■ **Task statement**:
Give back the entire listing verbatim.

■ **Supplied material**:
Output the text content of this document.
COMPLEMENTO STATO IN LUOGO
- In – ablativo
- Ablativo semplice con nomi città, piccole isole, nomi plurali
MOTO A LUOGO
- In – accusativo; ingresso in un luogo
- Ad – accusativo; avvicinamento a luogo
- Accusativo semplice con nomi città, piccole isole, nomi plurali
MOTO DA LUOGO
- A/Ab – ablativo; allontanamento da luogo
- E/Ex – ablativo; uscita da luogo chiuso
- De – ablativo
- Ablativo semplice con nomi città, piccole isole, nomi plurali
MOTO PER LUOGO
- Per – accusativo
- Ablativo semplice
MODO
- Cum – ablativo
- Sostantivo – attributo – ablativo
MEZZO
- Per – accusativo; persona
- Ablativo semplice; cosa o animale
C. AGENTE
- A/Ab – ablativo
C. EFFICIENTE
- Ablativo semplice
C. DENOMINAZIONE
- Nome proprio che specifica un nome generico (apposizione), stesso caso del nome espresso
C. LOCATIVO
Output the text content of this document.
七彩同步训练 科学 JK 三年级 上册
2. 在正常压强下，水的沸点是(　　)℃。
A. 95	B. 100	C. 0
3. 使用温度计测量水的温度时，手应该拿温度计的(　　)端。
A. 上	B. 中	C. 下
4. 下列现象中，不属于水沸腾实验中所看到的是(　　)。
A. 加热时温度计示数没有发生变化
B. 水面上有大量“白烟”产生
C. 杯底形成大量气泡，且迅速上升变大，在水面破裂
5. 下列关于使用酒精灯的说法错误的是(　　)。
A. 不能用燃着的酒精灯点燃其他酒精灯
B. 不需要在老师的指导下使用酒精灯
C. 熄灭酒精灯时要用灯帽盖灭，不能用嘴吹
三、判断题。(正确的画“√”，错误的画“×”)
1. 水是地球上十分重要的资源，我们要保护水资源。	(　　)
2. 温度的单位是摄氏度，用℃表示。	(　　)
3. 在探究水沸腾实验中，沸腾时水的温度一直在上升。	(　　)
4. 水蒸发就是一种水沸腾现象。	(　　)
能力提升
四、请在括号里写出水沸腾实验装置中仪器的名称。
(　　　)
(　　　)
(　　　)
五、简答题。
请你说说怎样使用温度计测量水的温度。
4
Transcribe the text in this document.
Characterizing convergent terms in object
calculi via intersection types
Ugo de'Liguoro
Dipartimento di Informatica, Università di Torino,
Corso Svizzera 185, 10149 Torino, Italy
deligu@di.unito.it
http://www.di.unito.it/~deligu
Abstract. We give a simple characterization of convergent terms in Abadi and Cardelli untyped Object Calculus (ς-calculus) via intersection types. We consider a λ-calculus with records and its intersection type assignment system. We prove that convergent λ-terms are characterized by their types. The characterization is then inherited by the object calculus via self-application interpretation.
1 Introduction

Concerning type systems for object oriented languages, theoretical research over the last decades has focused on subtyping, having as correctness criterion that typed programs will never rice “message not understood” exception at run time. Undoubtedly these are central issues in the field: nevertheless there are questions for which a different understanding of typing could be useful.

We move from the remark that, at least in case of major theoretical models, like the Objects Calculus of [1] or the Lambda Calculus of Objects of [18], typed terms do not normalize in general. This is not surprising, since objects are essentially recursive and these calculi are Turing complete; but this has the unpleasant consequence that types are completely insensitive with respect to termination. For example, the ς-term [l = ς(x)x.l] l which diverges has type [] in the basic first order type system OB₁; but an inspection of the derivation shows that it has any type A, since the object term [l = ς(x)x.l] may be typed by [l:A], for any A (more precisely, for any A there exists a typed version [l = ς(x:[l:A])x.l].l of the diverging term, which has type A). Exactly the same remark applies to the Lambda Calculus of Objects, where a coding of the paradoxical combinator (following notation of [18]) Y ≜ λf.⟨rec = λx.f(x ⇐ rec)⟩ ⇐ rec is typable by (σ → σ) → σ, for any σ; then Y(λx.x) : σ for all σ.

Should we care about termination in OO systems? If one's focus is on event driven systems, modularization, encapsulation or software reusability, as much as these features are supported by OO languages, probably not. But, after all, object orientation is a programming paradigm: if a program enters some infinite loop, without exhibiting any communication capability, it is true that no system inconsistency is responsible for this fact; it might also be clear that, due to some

■ **Solution to this task**:
Output the text content of this document.
COMPLEMENTO STATO IN LUOGO
- In – ablativo
- Ablativo semplice con nomi città, piccole isole, nomi plurali
MOTO A LUOGO
- In – accusativo; ingresso in un luogo
- Ad – accusativo; avvicinamento a luogo
- Accusativo semplice con nomi città, piccole isole, nomi plurali
MOTO DA LUOGO
- A/Ab – ablativo; allontanamento da luogo
- E/Ex – ablativo; uscita da luogo chiuso
- De – ablativo
- Ablativo semplice con nomi città, piccole isole, nomi plurali
MOTO PER LUOGO
- Per – accusativo
- Ablativo semplice
MODO
- Cum – ablativo
- Sostantivo – attributo – ablativo
MEZZO
- Per – accusativo; persona
- Ablativo semplice; cosa o animale
C. AGENTE
- A/Ab – ablativo
C. EFFICIENTE
- Ablativo semplice
C. DENOMINAZIONE
- Nome proprio che specifica un nome generico (apposizione), stesso caso del nome espresso
C. LOCATIVO
Output the text content of this document.
七彩同步训练 科学 JK 三年级 上册
2. 在正常压强下，水的沸点是(　　)℃。
A. 95	B. 100	C. 0
3. 使用温度计测量水的温度时，手应该拿温度计的(　　)端。
A. 上	B. 中	C. 下
4. 下列现象中，不属于水沸腾实验中所看到的是(　　)。
A. 加热时温度计示数没有发生变化
B. 水面上有大量“白烟”产生
C. 杯底形成大量气泡，且迅速上升变大，在水面破裂
5. 下列关于使用酒精灯的说法错误的是(　　)。
A. 不能用燃着的酒精灯点燃其他酒精灯
B. 不需要在老师的指导下使用酒精灯
C. 熄灭酒精灯时要用灯帽盖灭，不能用嘴吹
三、判断题。(正确的画“√”，错误的画“×”)
1. 水是地球上十分重要的资源，我们要保护水资源。	(　　)
2. 温度的单位是摄氏度，用℃表示。	(　　)
3. 在探究水沸腾实验中，沸腾时水的温度一直在上升。	(　　)
4. 水蒸发就是一种水沸腾现象。	(　　)
能力提升
四、请在括号里写出水沸腾实验装置中仪器的名称。
(　　　)
(　　　)
(　　　)
五、简答题。
请你说说怎样使用温度计测量水的温度。
4
Transcribe the text in this document.
Characterizing convergent terms in object
calculi via intersection types
Ugo de'Liguoro
Dipartimento di Informatica, Università di Torino,
Corso Svizzera 185, 10149 Torino, Italy
deligu@di.unito.it
http://www.di.unito.it/~deligu
Abstract. We give a simple characterization of convergent terms in Abadi and Cardelli untyped Object Calculus (ς-calculus) via intersection types. We consider a λ-calculus with records and its intersection type assignment system. We prove that convergent λ-terms are characterized by their types. The characterization is then inherited by the object calculus via self-application interpretation.
1 Introduction

Concerning type systems for object oriented languages, theoretical research over the last decades has focused on subtyping, having as correctness criterion that typed programs will never rice “message not understood” exception at run time. Undoubtedly these are central issues in the field: nevertheless there are questions for which a different understanding of typing could be useful.

We move from the remark that, at least in case of major theoretical models, like the Objects Calculus of [1] or the Lambda Calculus of Objects of [18], typed terms do not normalize in general. This is not surprising, since objects are essentially recursive and these calculi are Turing complete; but this has the unpleasant consequence that types are completely insensitive with respect to termination. For example, the ς-term [l = ς(x)x.l] l which diverges has type [] in the basic first order type system OB₁; but an inspection of the derivation shows that it has any type A, since the object term [l = ς(x)x.l] may be typed by [l:A], for any A (more precisely, for any A there exists a typed version [l = ς(x:[l:A])x.l].l of the diverging term, which has type A). Exactly the same remark applies to the Lambda Calculus of Objects, where a coding of the paradoxical combinator (following notation of [18]) Y ≜ λf.⟨rec = λx.f(x ⇐ rec)⟩ ⇐ rec is typable by (σ → σ) → σ, for any σ; then Y(λx.x) : σ for all σ.

Should we care about termination in OO systems? If one's focus is on event driven systems, modularization, encapsulation or software reusability, as much as these features are supported by OO languages, probably not. But, after all, object orientation is a programming paradigm: if a program enters some infinite loop, without exhibiting any communication capability, it is true that no system inconsistency is responsible for this fact; it might also be clear that, due to some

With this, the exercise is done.